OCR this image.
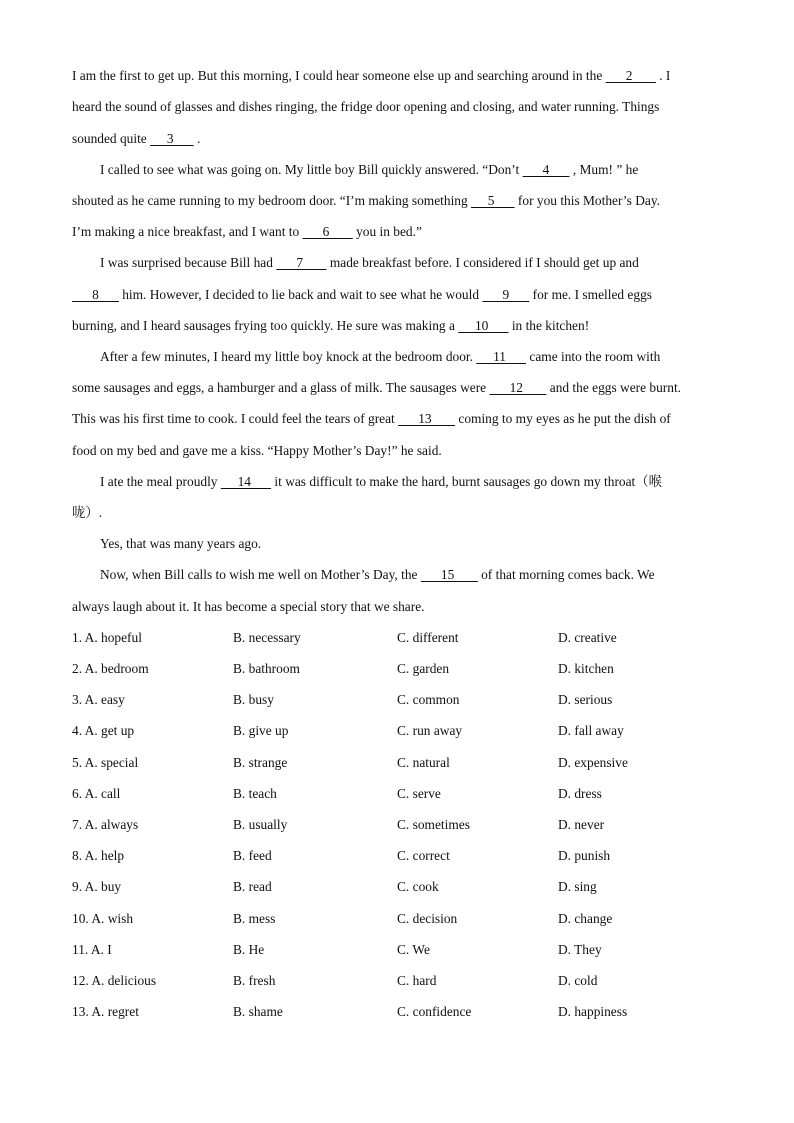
I am the first to get up. But this morning, I could hear someone else up and searching around in the       2        . I
heard the sound of glasses and dishes ringing, the fridge door opening and closing, and water running. Things
sounded quite      3       .
I called to see what was going on. My little boy Bill quickly answered. “Don’t       4       , Mum! ” he
shouted as he came running to my bedroom door. “I’m making something      5       for you this Mother’s Day.
I’m making a nice breakfast, and I want to       6        you in bed.”
I was surprised because Bill had       7        made breakfast before. I considered if I should get up and
8       him. However, I decided to lie back and wait to see what he would       9       for me. I smelled eggs
burning, and I heard sausages frying too quickly. He sure was making a      10       in the kitchen!
After a few minutes, I heard my little boy knock at the bedroom door.      11       came into the room with
some sausages and eggs, a hamburger and a glass of milk. The sausages were       12        and the eggs were burnt.
This was his first time to cook. I could feel the tears of great       13        coming to my eyes as he put the dish of
food on my bed and gave me a kiss. “Happy Mother’s Day!” he said.
I ate the meal proudly      14       it was difficult to make the hard, burnt sausages go down my throat（喉
咙）.
Yes, that was many years ago.
Now, when Bill calls to wish me well on Mother’s Day, the       15        of that morning comes back. We
always laugh about it. It has become a special story that we share.
1. A. hopeful	B. necessary	C. different	D. creative
2. A. bedroom	B. bathroom	C. garden	D. kitchen
3. A. easy	B. busy	C. common	D. serious
4. A. get up	B. give up	C. run away	D. fall away
5. A. special	B. strange	C. natural	D. expensive
6. A. call	B. teach	C. serve	D. dress
7. A. always	B. usually	C. sometimes	D. never
8. A. help	B. feed	C. correct	D. punish
9. A. buy	B. read	C. cook	D. sing
10. A. wish	B. mess	C. decision	D. change
11. A. I	B. He	C. We	D. They
12. A. delicious	B. fresh	C. hard	D. cold
13. A. regret	B. shame	C. confidence	D. happiness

What needs to be done:
Gather all lines from the listing above in which "could" occurs.

Solution to this exercise:
I am the first to get up. But this morning, I could hear someone else up and searching around in the       2        . I
This was his first time to cook. I could feel the tears of great       13        coming to my eyes as he put the dish of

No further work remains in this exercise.